== Task to carry out ==
Each record needs to be echoed exactly; can you do that?

== Given information ==

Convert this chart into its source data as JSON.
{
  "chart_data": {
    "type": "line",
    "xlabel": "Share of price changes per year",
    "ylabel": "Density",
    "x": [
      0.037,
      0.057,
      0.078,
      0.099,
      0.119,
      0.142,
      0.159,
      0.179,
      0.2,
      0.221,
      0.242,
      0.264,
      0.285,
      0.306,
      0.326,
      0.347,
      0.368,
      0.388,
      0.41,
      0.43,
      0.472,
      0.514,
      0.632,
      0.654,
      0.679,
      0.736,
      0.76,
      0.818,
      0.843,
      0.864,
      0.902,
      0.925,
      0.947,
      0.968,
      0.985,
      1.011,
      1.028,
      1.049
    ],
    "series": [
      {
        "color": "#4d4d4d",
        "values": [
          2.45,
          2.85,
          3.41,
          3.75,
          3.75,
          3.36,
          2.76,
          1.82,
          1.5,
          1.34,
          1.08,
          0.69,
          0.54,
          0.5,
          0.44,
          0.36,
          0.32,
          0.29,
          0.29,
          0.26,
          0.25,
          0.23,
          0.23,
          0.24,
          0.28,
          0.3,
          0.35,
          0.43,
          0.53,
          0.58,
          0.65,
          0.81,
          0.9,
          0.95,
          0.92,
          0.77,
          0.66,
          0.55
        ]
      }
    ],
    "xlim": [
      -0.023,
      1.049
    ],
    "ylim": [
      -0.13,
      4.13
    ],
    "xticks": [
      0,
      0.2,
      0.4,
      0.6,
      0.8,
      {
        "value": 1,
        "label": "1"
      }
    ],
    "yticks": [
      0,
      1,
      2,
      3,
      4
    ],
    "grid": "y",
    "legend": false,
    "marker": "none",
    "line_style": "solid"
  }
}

== Correct answer ==
Convert this chart into its source data as JSON.
{
  "chart_data": {
    "type": "line",
    "xlabel": "Share of price changes per year",
    "ylabel": "Density",
    "x": [
      0.037,
      0.057,
      0.078,
      0.099,
      0.119,
      0.142,
      0.159,
      0.179,
      0.2,
      0.221,
      0.242,
      0.264,
      0.285,
      0.306,
      0.326,
      0.347,
      0.368,
      0.388,
      0.41,
      0.43,
      0.472,
      0.514,
      0.632,
      0.654,
      0.679,
      0.736,
      0.76,
      0.818,
      0.843,
      0.864,
      0.902,
      0.925,
      0.947,
      0.968,
      0.985,
      1.011,
      1.028,
      1.049
    ],
    "series": [
      {
        "color": "#4d4d4d",
        "values": [
          2.45,
          2.85,
          3.41,
          3.75,
          3.75,
          3.36,
          2.76,
          1.82,
          1.5,
          1.34,
          1.08,
          0.69,
          0.54,
          0.5,
          0.44,
          0.36,
          0.32,
          0.29,
          0.29,
          0.26,
          0.25,
          0.23,
          0.23,
          0.24,
          0.28,
          0.3,
          0.35,
          0.43,
          0.53,
          0.58,
          0.65,
          0.81,
          0.9,
          0.95,
          0.92,
          0.77,
          0.66,
          0.55
        ]
      }
    ],
    "xlim": [
      -0.023,
      1.049
    ],
    "ylim": [
      -0.13,
      4.13
    ],
    "xticks": [
      0,
      0.2,
      0.4,
      0.6,
      0.8,
      {
        "value": 1,
        "label": "1"
      }
    ],
    "yticks": [
      0,
      1,
      2,
      3,
      4
    ],
    "grid": "y",
    "legend": false,
    "marker": "none",
    "line_style": "solid"
  }
}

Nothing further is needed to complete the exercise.